* [Instruction 1]
Retype the lines of the stored data records from the line containing "Detect and localize" through the line containing "svg-text:8: 8 [616, 684, 622, 698]", inclusive.

* [Source excerpt]
● ● ● ●

This article was published on Fine Art Views.

PROBLEM-SOLVING FOR CREATIVES #3: Who’s On Your Team?

Don’t sell yourself short when facing new challenges!

 (5 minute read)

In last week’s Fine Art Views column, What’s the Hard Part?, I shared how trying to figure out a new project in advance has its disadvantages.  I talked about how simply starting with my best guesses helped me move forward steadily, one little step at a time.

I got inspiration from a blog post by Seth Godin, who posed this issue as a team project. But many creatives, especially artists of all kinds, don’t have a “team”. Yep, it can get lonely over here!

But even as I was thinking that, I realize we all DO have a team. It’s just not what we normally think of as a “team”.

We have skills. Creative work is just that: Creative. Making something that wasn’t in the world before we made it. It doesn’t come out of nowhere, of course. But it does come from US. Wherever we got our skills, whether or not we went to art school, or took workshops, or are self-taught, we didn’t show up in the world with those skills. We acquired them. Yes, we may be quick learners (or not), we may have innate talent (or not), but know this: Nobody is born knowing how to play the piano. We had to put ourselves out there and practice, practice, practice to get where we are today.

 We have an attitude. We found something that called to us, whether it’s painting on a canvas, writing a story, playing an instrument, etc. We may have been told we weren’t good enough, or that we couldn’t make a living at it, or a ton of other discouraging words. But we wanted it. And so we took up our creative work, pursued it with all our heart, and got those above-mentioned skills.

We make time for it. We can have tons of talent and oodles of practice. But if we don’t make time in our lives to actually do the work, well, it simply won’t be in the world. In fact, time is something that can give us our best excuse for NOT doing something that matters to us. (See “challenges” below.) In order for us to have a ‘body of work’, we had to make room for actually making it in our lives.

We chose our medium(s). This may seem like a no-brainer, but it isn’t. Some people choose their art medium because of the automatic respect they believe they’ll get from it (like oil paints over acrylic, for example.) That’s okay. But in fact, most of us choose our medium because of how it meshes with our own personal habits, quirks, and preferences. Each medium has its costs, drawbacks, and benefits, each forces us to interact differently with it. I quickly grew frustrated in my one acrylic painting class, because the paint dried too fast. I couldn’t play around with it, blend it, etc. I can’t even imagine working with watercolor! Knowing our work preferences and process helps us see our works-in-progress more clearly.

● ● ● ●

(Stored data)
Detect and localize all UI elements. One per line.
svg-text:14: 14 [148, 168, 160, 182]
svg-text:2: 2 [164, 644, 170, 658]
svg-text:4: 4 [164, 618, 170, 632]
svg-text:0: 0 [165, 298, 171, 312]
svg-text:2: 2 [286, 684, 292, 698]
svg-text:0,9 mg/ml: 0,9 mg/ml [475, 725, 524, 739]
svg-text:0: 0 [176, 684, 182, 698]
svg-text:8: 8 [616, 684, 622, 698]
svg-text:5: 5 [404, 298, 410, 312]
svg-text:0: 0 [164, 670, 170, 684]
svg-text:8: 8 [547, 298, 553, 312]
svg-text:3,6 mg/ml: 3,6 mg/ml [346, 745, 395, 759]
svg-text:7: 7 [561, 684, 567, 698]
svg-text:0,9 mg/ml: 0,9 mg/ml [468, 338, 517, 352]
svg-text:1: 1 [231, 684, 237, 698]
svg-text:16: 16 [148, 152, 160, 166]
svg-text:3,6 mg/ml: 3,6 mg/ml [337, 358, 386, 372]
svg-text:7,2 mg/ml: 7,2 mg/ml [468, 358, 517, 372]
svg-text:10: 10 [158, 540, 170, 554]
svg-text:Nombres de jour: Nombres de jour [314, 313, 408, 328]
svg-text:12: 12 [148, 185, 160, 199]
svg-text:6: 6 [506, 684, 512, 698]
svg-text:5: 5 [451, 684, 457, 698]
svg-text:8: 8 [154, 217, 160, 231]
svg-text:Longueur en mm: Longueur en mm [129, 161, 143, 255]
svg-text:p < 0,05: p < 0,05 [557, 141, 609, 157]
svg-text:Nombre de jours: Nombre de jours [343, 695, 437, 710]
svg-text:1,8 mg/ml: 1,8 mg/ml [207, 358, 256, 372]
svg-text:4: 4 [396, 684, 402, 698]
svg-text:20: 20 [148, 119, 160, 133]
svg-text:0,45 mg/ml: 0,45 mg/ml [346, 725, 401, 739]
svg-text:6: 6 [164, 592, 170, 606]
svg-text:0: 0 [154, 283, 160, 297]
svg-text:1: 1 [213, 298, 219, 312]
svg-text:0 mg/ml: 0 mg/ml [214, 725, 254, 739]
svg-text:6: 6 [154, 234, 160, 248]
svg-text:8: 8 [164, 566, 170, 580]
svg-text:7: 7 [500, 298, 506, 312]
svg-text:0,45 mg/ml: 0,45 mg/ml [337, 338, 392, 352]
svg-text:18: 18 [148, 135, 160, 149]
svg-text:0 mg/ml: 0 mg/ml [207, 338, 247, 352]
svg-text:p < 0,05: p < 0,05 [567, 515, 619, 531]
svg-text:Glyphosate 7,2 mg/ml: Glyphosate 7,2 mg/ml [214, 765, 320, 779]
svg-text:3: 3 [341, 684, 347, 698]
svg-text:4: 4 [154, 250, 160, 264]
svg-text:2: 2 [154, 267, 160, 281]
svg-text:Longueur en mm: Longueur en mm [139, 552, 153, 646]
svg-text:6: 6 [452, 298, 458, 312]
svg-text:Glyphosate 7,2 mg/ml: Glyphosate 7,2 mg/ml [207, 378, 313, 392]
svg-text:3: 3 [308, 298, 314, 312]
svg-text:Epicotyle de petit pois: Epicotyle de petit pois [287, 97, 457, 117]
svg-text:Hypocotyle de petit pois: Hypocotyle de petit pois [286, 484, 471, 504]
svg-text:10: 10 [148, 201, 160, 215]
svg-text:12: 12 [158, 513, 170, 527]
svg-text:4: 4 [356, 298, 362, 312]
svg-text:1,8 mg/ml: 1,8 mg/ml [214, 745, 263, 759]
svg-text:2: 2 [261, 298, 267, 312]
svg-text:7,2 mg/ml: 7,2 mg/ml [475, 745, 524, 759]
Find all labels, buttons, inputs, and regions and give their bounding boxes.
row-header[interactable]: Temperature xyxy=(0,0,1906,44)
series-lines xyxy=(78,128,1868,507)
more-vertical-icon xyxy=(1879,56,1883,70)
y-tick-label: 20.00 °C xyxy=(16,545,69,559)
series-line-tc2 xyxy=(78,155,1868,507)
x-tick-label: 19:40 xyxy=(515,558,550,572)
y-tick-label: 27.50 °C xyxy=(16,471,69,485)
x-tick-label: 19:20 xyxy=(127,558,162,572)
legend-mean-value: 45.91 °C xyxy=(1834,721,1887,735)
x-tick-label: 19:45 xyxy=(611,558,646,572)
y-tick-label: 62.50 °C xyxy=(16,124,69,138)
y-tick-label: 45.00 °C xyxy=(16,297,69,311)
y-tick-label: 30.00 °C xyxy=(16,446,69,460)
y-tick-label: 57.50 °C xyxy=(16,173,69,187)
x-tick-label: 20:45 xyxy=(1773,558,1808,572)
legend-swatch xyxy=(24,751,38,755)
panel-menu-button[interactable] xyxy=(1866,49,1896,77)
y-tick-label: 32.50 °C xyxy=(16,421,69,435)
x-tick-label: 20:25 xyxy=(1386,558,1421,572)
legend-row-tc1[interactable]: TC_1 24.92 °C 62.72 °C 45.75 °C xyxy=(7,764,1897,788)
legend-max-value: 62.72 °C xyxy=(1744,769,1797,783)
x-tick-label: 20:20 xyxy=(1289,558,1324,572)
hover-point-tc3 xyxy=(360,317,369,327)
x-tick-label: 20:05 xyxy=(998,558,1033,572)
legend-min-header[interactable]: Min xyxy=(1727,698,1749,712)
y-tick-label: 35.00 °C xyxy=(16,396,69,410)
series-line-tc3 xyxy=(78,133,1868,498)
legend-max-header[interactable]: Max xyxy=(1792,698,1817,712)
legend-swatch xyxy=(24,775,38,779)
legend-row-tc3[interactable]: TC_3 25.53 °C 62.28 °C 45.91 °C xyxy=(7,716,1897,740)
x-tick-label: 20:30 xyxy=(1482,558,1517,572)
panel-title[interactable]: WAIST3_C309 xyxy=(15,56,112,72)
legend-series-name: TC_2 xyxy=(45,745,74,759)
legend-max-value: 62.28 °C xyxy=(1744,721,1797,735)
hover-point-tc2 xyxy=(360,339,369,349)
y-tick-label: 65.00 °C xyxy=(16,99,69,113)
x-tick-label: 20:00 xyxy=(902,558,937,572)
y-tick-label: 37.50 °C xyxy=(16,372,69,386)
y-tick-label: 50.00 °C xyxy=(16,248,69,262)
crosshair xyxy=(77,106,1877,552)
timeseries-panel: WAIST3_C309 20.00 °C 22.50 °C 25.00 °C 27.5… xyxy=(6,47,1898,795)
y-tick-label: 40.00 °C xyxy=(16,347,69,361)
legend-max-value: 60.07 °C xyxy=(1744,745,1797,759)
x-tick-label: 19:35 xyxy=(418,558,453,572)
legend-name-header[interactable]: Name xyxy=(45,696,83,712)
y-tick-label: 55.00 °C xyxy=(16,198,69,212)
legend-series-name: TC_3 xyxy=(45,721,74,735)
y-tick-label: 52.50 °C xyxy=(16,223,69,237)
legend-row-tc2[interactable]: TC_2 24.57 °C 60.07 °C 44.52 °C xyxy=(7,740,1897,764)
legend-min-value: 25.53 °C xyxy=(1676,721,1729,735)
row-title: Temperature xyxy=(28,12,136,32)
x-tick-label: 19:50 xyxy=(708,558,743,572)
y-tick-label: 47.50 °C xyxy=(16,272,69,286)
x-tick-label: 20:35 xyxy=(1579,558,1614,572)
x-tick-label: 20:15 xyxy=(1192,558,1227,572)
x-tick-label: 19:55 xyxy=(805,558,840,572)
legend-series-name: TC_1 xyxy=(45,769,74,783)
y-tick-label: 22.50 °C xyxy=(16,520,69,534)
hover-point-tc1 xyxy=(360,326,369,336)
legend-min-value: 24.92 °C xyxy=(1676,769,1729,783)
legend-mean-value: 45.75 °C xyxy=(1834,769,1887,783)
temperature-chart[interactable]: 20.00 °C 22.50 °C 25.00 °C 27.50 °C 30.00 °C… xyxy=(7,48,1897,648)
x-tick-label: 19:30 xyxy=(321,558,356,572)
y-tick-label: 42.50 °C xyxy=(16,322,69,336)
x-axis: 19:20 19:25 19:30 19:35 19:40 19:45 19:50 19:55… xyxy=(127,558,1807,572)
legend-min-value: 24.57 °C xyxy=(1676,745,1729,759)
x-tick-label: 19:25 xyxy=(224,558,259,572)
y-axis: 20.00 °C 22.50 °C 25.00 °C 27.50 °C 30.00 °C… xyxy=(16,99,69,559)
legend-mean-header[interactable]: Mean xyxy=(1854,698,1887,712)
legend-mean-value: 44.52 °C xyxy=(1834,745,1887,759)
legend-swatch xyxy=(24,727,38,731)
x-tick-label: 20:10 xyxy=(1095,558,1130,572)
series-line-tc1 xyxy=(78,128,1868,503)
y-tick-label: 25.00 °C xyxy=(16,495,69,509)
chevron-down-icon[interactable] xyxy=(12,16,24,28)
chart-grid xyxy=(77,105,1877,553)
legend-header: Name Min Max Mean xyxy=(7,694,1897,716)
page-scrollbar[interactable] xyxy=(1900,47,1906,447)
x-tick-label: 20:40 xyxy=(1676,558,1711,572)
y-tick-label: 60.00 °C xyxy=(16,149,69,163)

● ● ● ●

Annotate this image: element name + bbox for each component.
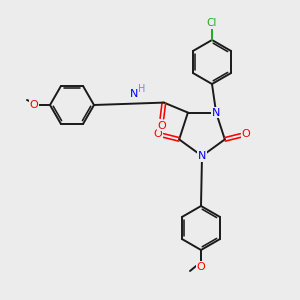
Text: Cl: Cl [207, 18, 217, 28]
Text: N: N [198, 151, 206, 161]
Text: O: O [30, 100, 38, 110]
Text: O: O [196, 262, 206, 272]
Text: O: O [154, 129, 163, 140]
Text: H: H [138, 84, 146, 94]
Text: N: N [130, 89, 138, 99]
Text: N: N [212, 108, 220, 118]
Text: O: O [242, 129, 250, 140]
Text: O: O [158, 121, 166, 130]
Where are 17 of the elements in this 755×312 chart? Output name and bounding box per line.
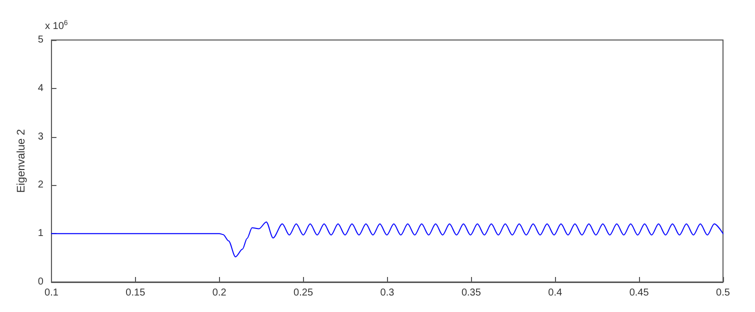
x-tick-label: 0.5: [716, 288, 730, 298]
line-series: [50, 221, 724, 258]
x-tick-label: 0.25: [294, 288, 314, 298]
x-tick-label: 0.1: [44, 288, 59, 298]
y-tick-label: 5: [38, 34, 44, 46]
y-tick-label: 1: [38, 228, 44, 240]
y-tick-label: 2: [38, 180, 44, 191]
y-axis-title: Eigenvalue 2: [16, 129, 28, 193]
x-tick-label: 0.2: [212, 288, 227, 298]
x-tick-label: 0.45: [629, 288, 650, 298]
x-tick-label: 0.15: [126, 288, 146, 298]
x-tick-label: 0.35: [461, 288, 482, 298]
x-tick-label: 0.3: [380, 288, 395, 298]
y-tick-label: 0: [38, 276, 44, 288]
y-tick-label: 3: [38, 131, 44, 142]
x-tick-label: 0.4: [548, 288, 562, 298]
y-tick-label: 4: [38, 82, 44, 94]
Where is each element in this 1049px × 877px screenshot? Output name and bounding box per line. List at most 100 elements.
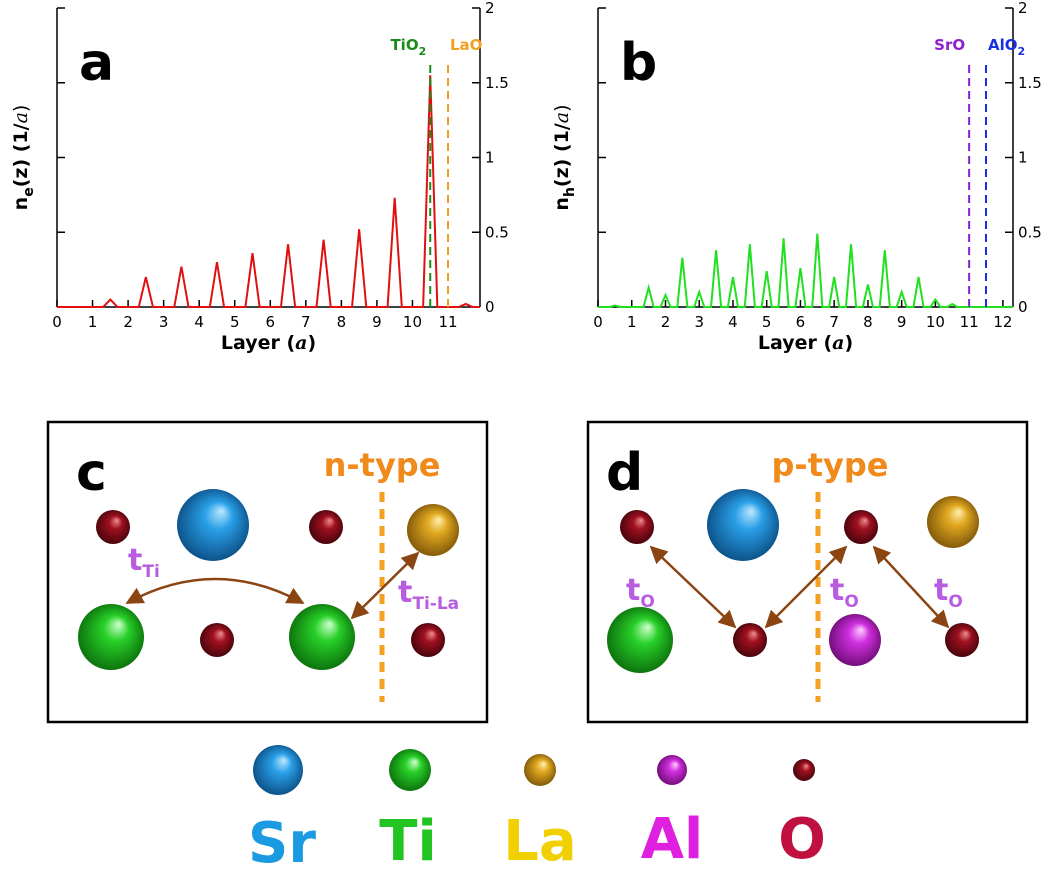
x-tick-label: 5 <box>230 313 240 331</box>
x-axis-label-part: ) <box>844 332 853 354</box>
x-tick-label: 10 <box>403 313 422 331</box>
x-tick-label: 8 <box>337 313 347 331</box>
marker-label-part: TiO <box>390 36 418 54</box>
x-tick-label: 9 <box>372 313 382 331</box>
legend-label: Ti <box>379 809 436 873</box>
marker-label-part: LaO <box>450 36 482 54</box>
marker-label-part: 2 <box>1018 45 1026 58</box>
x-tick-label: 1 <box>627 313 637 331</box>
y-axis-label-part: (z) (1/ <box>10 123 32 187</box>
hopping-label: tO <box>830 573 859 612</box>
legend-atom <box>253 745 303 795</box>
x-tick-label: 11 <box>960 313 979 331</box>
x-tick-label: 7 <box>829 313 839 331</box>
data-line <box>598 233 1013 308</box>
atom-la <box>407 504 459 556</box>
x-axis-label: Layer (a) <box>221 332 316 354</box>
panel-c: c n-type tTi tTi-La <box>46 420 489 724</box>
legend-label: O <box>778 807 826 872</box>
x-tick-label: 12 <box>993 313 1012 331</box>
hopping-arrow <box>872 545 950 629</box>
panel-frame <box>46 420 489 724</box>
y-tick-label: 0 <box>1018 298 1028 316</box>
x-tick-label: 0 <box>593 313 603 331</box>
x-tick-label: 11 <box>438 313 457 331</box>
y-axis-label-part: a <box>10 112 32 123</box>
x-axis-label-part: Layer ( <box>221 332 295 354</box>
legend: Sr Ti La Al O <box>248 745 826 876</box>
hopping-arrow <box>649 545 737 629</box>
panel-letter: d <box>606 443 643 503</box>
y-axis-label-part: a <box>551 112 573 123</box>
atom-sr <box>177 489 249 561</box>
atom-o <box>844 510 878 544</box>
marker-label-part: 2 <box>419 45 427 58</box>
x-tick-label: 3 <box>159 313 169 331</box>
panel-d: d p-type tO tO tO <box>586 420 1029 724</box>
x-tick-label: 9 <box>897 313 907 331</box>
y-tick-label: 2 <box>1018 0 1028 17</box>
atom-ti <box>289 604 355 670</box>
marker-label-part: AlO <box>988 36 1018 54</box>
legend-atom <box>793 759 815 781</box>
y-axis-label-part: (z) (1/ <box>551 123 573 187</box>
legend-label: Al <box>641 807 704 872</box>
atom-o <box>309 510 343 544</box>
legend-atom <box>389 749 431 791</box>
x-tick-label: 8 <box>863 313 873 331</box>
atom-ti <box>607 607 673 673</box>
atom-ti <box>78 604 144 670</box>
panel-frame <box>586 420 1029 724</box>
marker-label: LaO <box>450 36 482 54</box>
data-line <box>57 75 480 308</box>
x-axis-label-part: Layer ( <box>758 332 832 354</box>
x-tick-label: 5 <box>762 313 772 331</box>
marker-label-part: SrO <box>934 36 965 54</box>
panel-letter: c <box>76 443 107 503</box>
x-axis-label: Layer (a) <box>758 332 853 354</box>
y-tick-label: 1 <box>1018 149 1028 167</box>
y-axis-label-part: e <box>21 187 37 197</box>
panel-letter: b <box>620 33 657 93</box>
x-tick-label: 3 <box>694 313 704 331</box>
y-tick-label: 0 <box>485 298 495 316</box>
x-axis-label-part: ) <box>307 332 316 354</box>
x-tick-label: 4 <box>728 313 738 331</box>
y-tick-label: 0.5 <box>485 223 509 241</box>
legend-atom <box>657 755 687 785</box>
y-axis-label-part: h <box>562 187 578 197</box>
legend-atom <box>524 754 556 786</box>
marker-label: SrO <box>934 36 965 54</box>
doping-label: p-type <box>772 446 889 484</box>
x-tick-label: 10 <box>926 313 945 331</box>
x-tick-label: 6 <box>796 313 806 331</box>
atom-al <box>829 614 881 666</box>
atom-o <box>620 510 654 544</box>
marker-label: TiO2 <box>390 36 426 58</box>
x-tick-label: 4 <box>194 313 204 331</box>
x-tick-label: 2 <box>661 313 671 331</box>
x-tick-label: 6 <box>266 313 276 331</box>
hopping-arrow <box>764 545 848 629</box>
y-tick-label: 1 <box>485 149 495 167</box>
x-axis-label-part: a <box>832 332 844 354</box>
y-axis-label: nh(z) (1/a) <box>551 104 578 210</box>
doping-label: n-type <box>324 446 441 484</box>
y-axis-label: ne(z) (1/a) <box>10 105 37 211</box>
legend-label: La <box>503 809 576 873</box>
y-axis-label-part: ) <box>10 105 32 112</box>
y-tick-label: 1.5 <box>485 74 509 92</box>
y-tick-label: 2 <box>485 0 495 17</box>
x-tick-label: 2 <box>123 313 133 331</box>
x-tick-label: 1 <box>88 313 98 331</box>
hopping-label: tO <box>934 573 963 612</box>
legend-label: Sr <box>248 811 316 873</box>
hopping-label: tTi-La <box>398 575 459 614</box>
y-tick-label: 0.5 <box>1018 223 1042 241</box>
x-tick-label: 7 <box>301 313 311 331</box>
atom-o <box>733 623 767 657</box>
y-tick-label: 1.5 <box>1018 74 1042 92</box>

● ● ● ●

* [Instruction 2]
According to the article on problem-solving for creatives, why did the writer grow frustrated in the one acrylic painting class?

* [Written answer 1]
Detect and localize all UI elements. One per line.
svg-text:14: 14 [148, 168, 160, 182]
svg-text:2: 2 [164, 644, 170, 658]
svg-text:4: 4 [164, 618, 170, 632]
svg-text:0: 0 [165, 298, 171, 312]
svg-text:2: 2 [286, 684, 292, 698]
svg-text:0,9 mg/ml: 0,9 mg/ml [475, 725, 524, 739]
svg-text:0: 0 [176, 684, 182, 698]
svg-text:8: 8 [616, 684, 622, 698]

* [Written answer 2]
The acrylic paint dried too fast. As a result, the writer could not play around with it or blend it.